→ **EXERCISE GOAL**
Restate the records in their entirety, word for word.

_ _ _ _ _

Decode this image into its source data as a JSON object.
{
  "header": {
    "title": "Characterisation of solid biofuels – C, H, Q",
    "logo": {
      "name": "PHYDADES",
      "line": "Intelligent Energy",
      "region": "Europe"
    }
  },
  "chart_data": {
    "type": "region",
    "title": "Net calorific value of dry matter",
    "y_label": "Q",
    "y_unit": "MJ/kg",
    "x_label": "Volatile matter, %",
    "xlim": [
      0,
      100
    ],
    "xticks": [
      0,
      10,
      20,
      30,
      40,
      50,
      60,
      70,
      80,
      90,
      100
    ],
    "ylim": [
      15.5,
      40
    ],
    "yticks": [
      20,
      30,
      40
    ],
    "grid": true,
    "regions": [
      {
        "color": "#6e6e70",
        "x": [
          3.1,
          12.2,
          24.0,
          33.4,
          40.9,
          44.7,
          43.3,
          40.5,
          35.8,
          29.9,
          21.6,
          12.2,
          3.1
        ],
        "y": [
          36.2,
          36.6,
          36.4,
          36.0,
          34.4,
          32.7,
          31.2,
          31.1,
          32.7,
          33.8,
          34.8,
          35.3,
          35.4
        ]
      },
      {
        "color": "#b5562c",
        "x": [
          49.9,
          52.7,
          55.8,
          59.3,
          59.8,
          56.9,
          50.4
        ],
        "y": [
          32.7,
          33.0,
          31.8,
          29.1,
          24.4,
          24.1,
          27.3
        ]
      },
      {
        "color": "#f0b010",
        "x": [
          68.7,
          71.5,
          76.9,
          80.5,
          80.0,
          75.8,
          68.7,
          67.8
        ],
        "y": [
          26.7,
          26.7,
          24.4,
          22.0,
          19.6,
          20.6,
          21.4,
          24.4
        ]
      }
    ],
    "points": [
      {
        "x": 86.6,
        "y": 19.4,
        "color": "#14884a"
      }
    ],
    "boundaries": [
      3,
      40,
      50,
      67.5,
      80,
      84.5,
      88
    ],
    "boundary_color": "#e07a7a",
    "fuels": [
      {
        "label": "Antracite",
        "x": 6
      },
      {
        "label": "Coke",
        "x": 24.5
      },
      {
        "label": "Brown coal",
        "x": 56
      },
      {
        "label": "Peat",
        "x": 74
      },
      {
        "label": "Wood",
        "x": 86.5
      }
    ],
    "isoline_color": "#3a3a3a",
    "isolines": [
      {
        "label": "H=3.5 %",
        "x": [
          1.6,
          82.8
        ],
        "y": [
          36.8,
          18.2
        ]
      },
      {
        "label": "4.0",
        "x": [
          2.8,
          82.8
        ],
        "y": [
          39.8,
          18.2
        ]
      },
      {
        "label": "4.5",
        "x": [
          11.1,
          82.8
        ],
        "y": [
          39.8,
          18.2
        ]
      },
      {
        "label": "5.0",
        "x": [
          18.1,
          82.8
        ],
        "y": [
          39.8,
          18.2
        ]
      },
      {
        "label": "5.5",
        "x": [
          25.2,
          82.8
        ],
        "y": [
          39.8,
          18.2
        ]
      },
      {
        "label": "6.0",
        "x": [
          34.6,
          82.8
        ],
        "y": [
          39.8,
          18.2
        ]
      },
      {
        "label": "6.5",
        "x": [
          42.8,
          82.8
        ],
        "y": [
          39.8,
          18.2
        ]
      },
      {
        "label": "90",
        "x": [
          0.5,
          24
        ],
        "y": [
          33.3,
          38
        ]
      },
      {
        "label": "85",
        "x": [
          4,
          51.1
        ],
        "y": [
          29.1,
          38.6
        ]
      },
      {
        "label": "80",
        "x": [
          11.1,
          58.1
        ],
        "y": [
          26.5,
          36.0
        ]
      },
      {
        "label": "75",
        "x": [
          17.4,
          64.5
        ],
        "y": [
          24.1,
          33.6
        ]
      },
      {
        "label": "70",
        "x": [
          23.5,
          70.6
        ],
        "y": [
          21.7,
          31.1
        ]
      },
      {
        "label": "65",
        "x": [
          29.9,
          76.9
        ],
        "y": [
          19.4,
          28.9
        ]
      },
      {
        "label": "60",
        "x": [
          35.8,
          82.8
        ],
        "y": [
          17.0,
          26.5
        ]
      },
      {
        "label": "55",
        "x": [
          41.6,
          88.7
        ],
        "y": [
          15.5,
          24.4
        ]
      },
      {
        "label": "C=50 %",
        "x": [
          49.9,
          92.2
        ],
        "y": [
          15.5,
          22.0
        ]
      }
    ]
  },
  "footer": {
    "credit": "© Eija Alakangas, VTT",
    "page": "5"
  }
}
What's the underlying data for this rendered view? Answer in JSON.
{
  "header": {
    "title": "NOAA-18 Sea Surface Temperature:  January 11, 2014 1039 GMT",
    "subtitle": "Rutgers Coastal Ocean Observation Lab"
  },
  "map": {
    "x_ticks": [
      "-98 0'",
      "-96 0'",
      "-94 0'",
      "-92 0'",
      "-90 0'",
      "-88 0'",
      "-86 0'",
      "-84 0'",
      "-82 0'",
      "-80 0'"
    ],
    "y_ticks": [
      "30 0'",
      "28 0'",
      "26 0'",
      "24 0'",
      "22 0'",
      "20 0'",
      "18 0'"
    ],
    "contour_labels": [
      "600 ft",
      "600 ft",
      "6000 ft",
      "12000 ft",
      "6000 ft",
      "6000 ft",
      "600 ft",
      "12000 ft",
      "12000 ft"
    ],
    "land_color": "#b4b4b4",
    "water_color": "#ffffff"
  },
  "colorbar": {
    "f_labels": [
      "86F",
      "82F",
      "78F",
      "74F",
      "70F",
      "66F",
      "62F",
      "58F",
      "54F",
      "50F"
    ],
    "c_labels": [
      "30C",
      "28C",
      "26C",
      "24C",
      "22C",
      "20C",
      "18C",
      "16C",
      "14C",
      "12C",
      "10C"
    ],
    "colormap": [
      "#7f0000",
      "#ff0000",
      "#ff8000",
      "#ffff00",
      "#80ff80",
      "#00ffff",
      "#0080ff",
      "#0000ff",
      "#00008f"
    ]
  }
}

_ _ _ _ _

→ **EXERCISE SOLUTION**
Decode this image into its source data as a JSON object.
{
  "header": {
    "title": "Characterisation of solid biofuels – C, H, Q",
    "logo": {
      "name": "PHYDADES",
      "line": "Intelligent Energy",
      "region": "Europe"
    }
  },
  "chart_data": {
    "type": "region",
    "title": "Net calorific value of dry matter",
    "y_label": "Q",
    "y_unit": "MJ/kg",
    "x_label": "Volatile matter, %",
    "xlim": [
      0,
      100
    ],
    "xticks": [
      0,
      10,
      20,
      30,
      40,
      50,
      60,
      70,
      80,
      90,
      100
    ],
    "ylim": [
      15.5,
      40
    ],
    "yticks": [
      20,
      30,
      40
    ],
    "grid": true,
    "regions": [
      {
        "color": "#6e6e70",
        "x": [
          3.1,
          12.2,
          24.0,
          33.4,
          40.9,
          44.7,
          43.3,
          40.5,
          35.8,
          29.9,
          21.6,
          12.2,
          3.1
        ],
        "y": [
          36.2,
          36.6,
          36.4,
          36.0,
          34.4,
          32.7,
          31.2,
          31.1,
          32.7,
          33.8,
          34.8,
          35.3,
          35.4
        ]
      },
      {
        "color": "#b5562c",
        "x": [
          49.9,
          52.7,
          55.8,
          59.3,
          59.8,
          56.9,
          50.4
        ],
        "y": [
          32.7,
          33.0,
          31.8,
          29.1,
          24.4,
          24.1,
          27.3
        ]
      },
      {
        "color": "#f0b010",
        "x": [
          68.7,
          71.5,
          76.9,
          80.5,
          80.0,
          75.8,
          68.7,
          67.8
        ],
        "y": [
          26.7,
          26.7,
          24.4,
          22.0,
          19.6,
          20.6,
          21.4,
          24.4
        ]
      }
    ],
    "points": [
      {
        "x": 86.6,
        "y": 19.4,
        "color": "#14884a"
      }
    ],
    "boundaries": [
      3,
      40,
      50,
      67.5,
      80,
      84.5,
      88
    ],
    "boundary_color": "#e07a7a",
    "fuels": [
      {
        "label": "Antracite",
        "x": 6
      },
      {
        "label": "Coke",
        "x": 24.5
      },
      {
        "label": "Brown coal",
        "x": 56
      },
      {
        "label": "Peat",
        "x": 74
      },
      {
        "label": "Wood",
        "x": 86.5
      }
    ],
    "isoline_color": "#3a3a3a",
    "isolines": [
      {
        "label": "H=3.5 %",
        "x": [
          1.6,
          82.8
        ],
        "y": [
          36.8,
          18.2
        ]
      },
      {
        "label": "4.0",
        "x": [
          2.8,
          82.8
        ],
        "y": [
          39.8,
          18.2
        ]
      },
      {
        "label": "4.5",
        "x": [
          11.1,
          82.8
        ],
        "y": [
          39.8,
          18.2
        ]
      },
      {
        "label": "5.0",
        "x": [
          18.1,
          82.8
        ],
        "y": [
          39.8,
          18.2
        ]
      },
      {
        "label": "5.5",
        "x": [
          25.2,
          82.8
        ],
        "y": [
          39.8,
          18.2
        ]
      },
      {
        "label": "6.0",
        "x": [
          34.6,
          82.8
        ],
        "y": [
          39.8,
          18.2
        ]
      },
      {
        "label": "6.5",
        "x": [
          42.8,
          82.8
        ],
        "y": [
          39.8,
          18.2
        ]
      },
      {
        "label": "90",
        "x": [
          0.5,
          24
        ],
        "y": [
          33.3,
          38
        ]
      },
      {
        "label": "85",
        "x": [
          4,
          51.1
        ],
        "y": [
          29.1,
          38.6
        ]
      },
      {
        "label": "80",
        "x": [
          11.1,
          58.1
        ],
        "y": [
          26.5,
          36.0
        ]
      },
      {
        "label": "75",
        "x": [
          17.4,
          64.5
        ],
        "y": [
          24.1,
          33.6
        ]
      },
      {
        "label": "70",
        "x": [
          23.5,
          70.6
        ],
        "y": [
          21.7,
          31.1
        ]
      },
      {
        "label": "65",
        "x": [
          29.9,
          76.9
        ],
        "y": [
          19.4,
          28.9
        ]
      },
      {
        "label": "60",
        "x": [
          35.8,
          82.8
        ],
        "y": [
          17.0,
          26.5
        ]
      },
      {
        "label": "55",
        "x": [
          41.6,
          88.7
        ],
        "y": [
          15.5,
          24.4
        ]
      },
      {
        "label": "C=50 %",
        "x": [
          49.9,
          92.2
        ],
        "y": [
          15.5,
          22.0
        ]
      }
    ]
  },
  "footer": {
    "credit": "© Eija Alakangas, VTT",
    "page": "5"
  }
}
What's the underlying data for this rendered view? Answer in JSON.
{
  "header": {
    "title": "NOAA-18 Sea Surface Temperature:  January 11, 2014 1039 GMT",
    "subtitle": "Rutgers Coastal Ocean Observation Lab"
  },
  "map": {
    "x_ticks": [
      "-98 0'",
      "-96 0'",
      "-94 0'",
      "-92 0'",
      "-90 0'",
      "-88 0'",
      "-86 0'",
      "-84 0'",
      "-82 0'",
      "-80 0'"
    ],
    "y_ticks": [
      "30 0'",
      "28 0'",
      "26 0'",
      "24 0'",
      "22 0'",
      "20 0'",
      "18 0'"
    ],
    "contour_labels": [
      "600 ft",
      "600 ft",
      "6000 ft",
      "12000 ft",
      "6000 ft",
      "6000 ft",
      "600 ft",
      "12000 ft",
      "12000 ft"
    ],
    "land_color": "#b4b4b4",
    "water_color": "#ffffff"
  },
  "colorbar": {
    "f_labels": [
      "86F",
      "82F",
      "78F",
      "74F",
      "70F",
      "66F",
      "62F",
      "58F",
      "54F",
      "50F"
    ],
    "c_labels": [
      "30C",
      "28C",
      "26C",
      "24C",
      "22C",
      "20C",
      "18C",
      "16C",
      "14C",
      "12C",
      "10C"
    ],
    "colormap": [
      "#7f0000",
      "#ff0000",
      "#ff8000",
      "#ffff00",
      "#80ff80",
      "#00ffff",
      "#0080ff",
      "#0000ff",
      "#00008f"
    ]
  }
}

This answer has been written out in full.